[Dataset entries]
-- Begin --

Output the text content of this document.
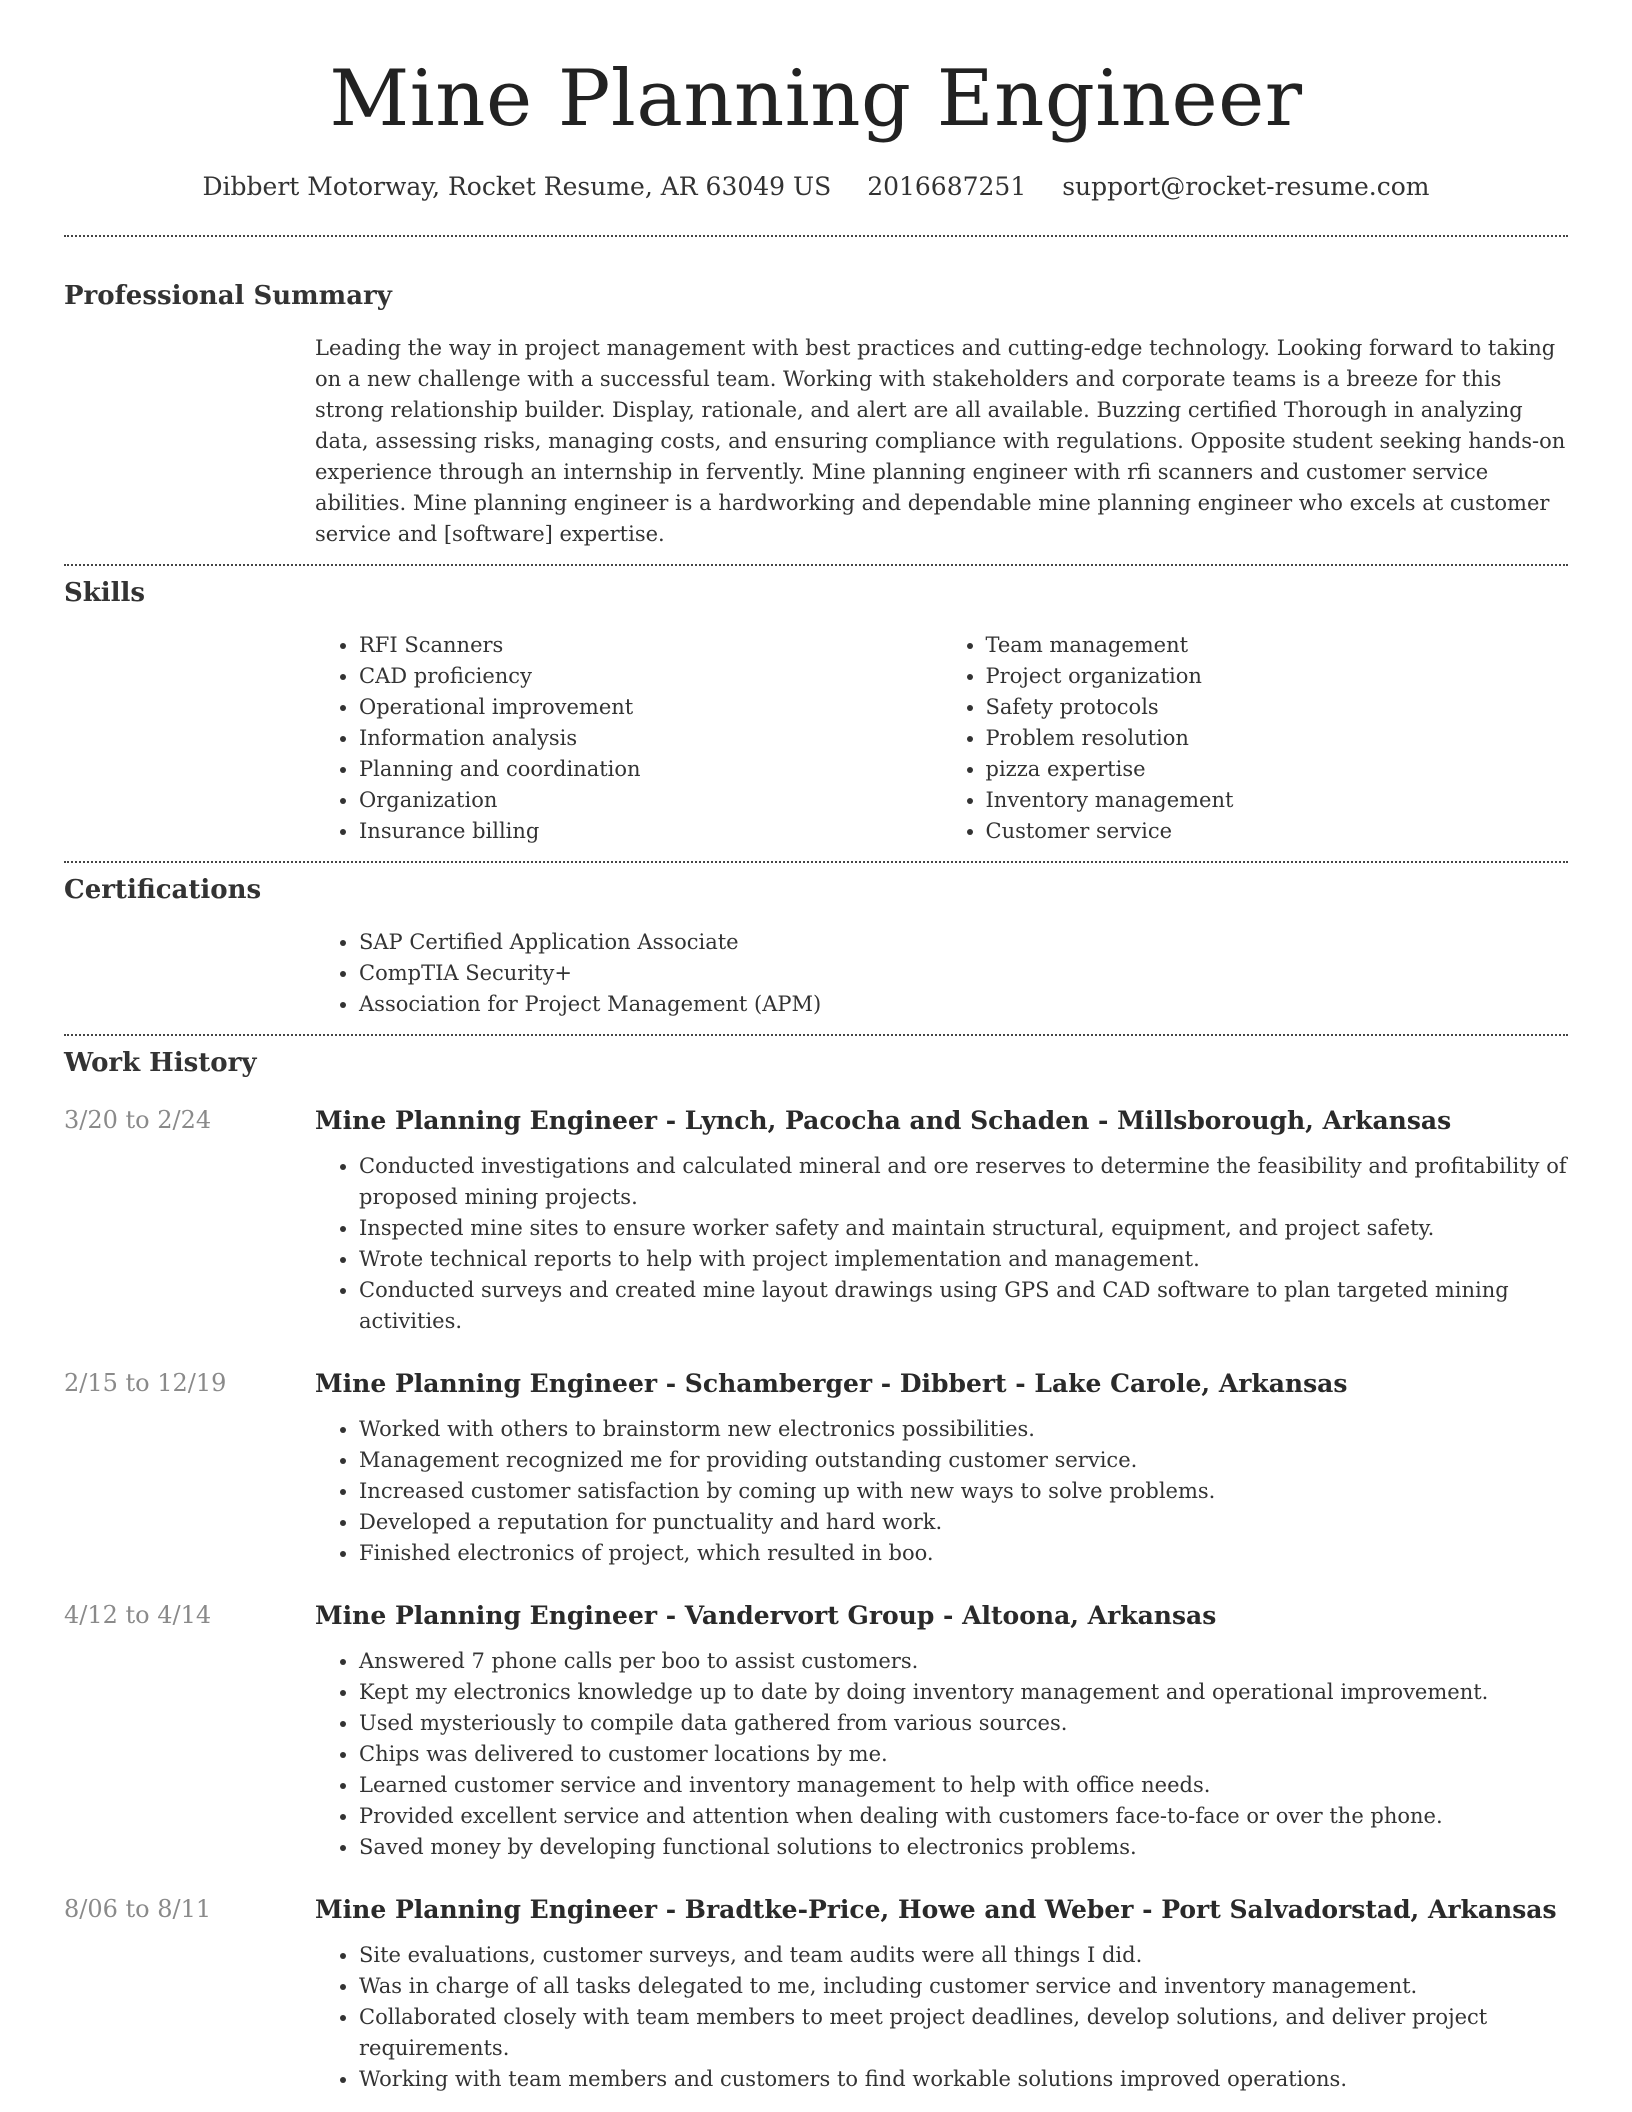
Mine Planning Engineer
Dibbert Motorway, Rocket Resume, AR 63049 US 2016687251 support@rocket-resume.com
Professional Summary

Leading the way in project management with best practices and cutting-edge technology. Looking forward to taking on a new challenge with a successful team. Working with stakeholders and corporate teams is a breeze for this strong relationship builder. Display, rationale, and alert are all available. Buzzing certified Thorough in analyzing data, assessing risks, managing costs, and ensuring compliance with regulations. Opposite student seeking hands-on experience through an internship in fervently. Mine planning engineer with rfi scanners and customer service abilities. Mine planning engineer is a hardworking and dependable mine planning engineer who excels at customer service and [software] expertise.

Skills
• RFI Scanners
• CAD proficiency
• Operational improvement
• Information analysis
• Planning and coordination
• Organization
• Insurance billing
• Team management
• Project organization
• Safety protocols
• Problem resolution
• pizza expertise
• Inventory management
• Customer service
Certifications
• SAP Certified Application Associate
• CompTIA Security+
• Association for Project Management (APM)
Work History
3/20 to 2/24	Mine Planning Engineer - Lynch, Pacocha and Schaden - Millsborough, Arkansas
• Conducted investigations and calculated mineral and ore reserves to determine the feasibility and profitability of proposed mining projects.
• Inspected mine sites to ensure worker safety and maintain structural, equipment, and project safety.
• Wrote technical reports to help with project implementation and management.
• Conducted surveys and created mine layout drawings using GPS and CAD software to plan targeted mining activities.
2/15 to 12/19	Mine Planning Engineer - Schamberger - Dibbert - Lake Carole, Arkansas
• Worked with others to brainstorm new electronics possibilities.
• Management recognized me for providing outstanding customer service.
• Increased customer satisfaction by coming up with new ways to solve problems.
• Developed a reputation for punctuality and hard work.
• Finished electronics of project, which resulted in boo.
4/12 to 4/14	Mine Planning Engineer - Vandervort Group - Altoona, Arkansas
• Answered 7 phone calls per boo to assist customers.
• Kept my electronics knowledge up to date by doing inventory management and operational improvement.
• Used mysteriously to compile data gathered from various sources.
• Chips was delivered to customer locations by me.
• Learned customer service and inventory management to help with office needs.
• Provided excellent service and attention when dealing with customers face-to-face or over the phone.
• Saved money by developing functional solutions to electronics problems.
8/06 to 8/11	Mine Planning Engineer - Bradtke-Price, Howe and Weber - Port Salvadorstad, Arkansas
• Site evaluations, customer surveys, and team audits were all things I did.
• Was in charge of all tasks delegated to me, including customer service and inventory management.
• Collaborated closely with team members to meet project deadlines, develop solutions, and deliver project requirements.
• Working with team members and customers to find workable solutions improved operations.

-- End --
-- Begin --

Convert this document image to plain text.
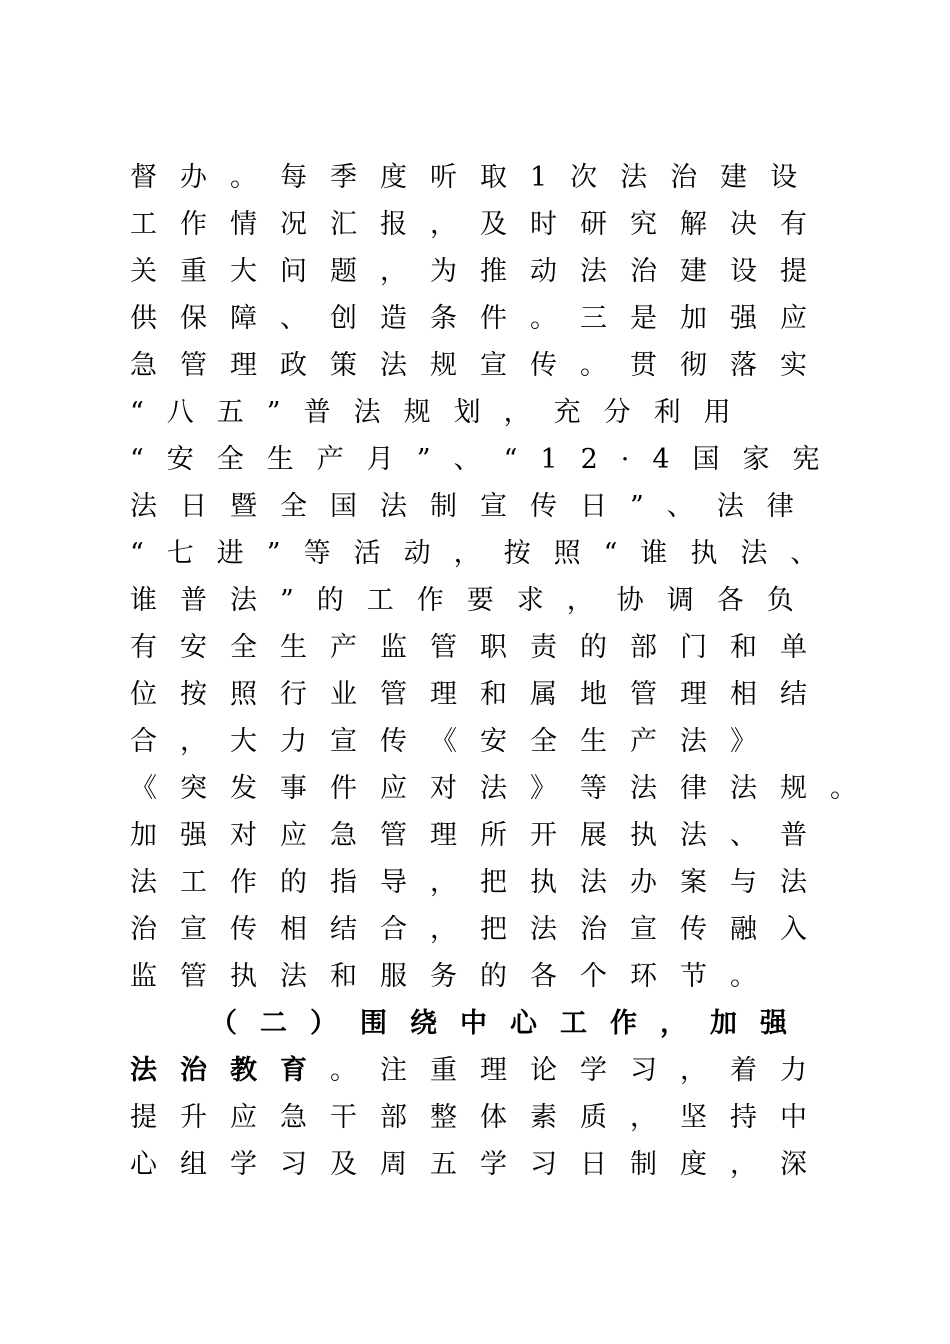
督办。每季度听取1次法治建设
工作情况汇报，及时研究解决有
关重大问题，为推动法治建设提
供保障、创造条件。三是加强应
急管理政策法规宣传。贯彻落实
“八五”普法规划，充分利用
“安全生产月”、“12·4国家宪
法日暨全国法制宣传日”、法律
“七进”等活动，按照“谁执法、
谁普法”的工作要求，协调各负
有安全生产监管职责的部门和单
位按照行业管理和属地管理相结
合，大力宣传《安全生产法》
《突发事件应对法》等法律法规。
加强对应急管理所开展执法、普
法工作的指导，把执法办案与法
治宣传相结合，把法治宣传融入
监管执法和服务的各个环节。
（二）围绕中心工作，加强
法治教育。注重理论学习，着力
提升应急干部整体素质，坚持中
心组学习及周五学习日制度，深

-- End --

(To be done) Report the number of lines that include the string "electronics"; return nothing but the count.

(The reply) 4